## WHAT NEEDS TO BE DONE
Convert the rows below, starting at the line containing "Where is each" and ending at the line containing "bar-segment-foreign[interactable] <box>812 148", into a JSON list of strings with one string per line and blank lines left out. Include only those lines.

━━━ EXERCISE INPUTS

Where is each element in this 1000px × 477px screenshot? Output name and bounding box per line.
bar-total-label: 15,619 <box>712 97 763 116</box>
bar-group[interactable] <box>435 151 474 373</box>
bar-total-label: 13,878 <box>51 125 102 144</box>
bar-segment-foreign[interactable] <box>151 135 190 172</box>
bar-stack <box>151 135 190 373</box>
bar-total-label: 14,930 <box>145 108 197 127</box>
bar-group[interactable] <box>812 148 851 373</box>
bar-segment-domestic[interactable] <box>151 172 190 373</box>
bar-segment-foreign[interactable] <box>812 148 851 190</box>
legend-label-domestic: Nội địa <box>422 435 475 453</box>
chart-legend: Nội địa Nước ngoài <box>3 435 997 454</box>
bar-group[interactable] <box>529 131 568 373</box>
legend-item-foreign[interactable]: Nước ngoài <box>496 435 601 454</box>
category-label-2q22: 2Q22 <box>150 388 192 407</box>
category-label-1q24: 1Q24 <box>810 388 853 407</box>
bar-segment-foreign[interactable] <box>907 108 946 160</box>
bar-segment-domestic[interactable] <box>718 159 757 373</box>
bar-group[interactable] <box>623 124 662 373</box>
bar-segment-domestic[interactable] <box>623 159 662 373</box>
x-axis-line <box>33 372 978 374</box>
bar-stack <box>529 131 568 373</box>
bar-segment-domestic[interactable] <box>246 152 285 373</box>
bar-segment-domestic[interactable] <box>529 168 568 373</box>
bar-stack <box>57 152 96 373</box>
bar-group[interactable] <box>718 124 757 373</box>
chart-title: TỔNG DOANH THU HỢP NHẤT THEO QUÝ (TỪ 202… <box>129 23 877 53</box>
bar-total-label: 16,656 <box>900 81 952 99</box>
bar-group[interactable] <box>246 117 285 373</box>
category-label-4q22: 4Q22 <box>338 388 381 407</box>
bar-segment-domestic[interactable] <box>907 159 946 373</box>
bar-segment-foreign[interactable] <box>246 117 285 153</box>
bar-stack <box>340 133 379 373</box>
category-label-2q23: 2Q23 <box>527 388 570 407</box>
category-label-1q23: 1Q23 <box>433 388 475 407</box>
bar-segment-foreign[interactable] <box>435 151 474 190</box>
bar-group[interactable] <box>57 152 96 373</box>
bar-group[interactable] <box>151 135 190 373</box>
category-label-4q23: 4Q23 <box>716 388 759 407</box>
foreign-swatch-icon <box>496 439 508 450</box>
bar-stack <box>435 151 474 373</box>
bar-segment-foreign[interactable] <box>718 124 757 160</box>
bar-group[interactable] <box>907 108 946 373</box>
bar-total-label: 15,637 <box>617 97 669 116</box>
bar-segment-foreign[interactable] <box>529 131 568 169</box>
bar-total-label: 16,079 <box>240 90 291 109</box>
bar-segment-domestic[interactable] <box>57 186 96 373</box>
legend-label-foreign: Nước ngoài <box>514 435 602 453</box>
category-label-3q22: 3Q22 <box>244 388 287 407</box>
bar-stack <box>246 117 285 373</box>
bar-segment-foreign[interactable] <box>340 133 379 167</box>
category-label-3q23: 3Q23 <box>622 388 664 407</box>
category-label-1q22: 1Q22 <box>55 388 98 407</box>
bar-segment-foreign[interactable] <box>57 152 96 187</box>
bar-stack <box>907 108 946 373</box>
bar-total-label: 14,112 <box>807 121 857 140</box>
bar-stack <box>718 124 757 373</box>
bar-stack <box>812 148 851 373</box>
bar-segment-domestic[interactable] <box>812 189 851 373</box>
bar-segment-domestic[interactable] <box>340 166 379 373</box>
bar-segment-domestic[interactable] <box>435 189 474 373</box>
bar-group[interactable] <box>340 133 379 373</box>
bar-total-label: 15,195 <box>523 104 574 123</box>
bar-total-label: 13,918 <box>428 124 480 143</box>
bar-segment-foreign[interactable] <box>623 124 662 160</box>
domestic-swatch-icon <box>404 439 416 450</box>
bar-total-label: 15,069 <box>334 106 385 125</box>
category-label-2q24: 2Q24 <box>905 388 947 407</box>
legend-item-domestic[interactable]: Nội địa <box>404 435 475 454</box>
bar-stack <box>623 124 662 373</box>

━━━━━━
━━━ EXERCISE INPUTS

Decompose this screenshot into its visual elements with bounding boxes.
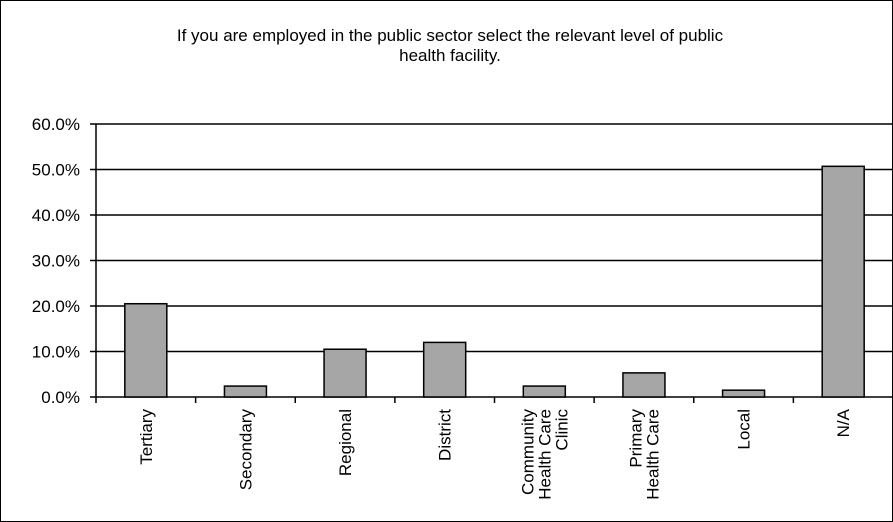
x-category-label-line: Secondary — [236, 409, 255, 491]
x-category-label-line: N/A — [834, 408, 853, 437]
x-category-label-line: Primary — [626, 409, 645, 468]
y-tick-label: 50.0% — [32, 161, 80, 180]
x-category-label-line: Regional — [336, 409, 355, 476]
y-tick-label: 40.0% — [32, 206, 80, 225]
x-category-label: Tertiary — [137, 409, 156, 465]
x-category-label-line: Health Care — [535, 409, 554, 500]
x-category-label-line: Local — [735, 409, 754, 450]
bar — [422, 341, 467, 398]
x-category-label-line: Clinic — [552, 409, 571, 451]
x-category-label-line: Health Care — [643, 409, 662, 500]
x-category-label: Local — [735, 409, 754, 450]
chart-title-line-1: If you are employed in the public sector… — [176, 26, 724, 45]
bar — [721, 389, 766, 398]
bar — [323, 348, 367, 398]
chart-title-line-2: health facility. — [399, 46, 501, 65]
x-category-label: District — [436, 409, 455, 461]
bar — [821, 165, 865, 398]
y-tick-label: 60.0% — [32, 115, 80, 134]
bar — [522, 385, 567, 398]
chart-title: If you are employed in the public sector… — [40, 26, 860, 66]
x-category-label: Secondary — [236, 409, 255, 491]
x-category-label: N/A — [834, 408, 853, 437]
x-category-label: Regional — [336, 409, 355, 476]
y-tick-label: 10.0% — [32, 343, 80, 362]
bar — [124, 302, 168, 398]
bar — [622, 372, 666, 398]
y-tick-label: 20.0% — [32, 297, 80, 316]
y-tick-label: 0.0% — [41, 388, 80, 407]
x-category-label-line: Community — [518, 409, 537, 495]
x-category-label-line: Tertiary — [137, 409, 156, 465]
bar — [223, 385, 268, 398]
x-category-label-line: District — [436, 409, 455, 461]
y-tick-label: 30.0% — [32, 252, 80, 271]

━━━━━━
━━━ EXERCISE INPUTS

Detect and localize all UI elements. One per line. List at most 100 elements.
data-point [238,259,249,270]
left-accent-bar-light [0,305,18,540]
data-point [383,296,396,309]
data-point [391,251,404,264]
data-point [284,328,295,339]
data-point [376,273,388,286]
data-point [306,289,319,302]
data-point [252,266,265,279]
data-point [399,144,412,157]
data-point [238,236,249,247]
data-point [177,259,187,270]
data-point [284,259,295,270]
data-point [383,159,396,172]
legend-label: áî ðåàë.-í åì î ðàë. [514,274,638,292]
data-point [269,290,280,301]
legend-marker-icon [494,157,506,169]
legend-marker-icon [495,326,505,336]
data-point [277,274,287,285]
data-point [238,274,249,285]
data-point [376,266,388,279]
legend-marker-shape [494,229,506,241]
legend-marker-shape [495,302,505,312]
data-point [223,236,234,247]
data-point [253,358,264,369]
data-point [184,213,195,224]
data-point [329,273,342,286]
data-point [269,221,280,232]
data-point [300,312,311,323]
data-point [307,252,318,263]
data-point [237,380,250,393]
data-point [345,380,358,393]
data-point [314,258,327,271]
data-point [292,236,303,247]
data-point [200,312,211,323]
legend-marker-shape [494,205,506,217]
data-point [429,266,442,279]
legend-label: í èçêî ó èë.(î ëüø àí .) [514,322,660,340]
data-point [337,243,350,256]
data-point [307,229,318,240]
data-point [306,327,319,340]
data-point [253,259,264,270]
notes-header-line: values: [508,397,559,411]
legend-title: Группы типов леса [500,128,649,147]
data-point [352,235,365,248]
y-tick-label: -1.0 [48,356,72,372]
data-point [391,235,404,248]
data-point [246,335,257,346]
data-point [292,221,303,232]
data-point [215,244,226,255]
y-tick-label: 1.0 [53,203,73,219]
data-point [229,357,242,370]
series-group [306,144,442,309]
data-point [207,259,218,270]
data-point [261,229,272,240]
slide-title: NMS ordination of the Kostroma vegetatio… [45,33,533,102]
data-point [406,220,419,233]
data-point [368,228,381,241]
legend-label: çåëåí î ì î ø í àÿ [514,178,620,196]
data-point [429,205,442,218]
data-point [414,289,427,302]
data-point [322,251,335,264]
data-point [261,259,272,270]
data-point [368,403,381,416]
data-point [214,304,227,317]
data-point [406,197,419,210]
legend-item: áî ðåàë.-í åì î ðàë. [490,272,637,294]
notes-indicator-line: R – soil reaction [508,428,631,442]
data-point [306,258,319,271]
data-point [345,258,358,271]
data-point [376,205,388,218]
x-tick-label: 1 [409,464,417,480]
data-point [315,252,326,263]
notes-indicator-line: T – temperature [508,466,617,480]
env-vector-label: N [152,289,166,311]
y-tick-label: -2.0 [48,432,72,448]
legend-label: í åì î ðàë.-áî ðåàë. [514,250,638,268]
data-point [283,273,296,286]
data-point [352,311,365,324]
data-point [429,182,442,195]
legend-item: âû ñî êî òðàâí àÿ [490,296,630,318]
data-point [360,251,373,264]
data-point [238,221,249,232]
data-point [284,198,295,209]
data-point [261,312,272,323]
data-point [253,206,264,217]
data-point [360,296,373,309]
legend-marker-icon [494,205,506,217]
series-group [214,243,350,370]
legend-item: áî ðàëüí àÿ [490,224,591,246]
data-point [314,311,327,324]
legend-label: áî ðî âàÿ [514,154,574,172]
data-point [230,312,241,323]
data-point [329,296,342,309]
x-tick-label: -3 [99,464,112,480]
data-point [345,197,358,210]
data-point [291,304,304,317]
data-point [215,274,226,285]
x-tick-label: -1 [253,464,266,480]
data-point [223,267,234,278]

━━━━━━

## RIGHT ANSWER
[
  "Where is each element in this 1000px × 477px screenshot? Output name and bounding box per line.",
  "bar-total-label: 15,619 <box>712 97 763 116</box>",
  "bar-group[interactable] <box>435 151 474 373</box>",
  "bar-total-label: 13,878 <box>51 125 102 144</box>",
  "bar-segment-foreign[interactable] <box>151 135 190 172</box>",
  "bar-stack <box>151 135 190 373</box>",
  "bar-total-label: 14,930 <box>145 108 197 127</box>",
  "bar-group[interactable] <box>812 148 851 373</box>",
  "bar-segment-domestic[interactable] <box>151 172 190 373</box>",
  "bar-segment-foreign[interactable] <box>812 148 851 190</box>"
]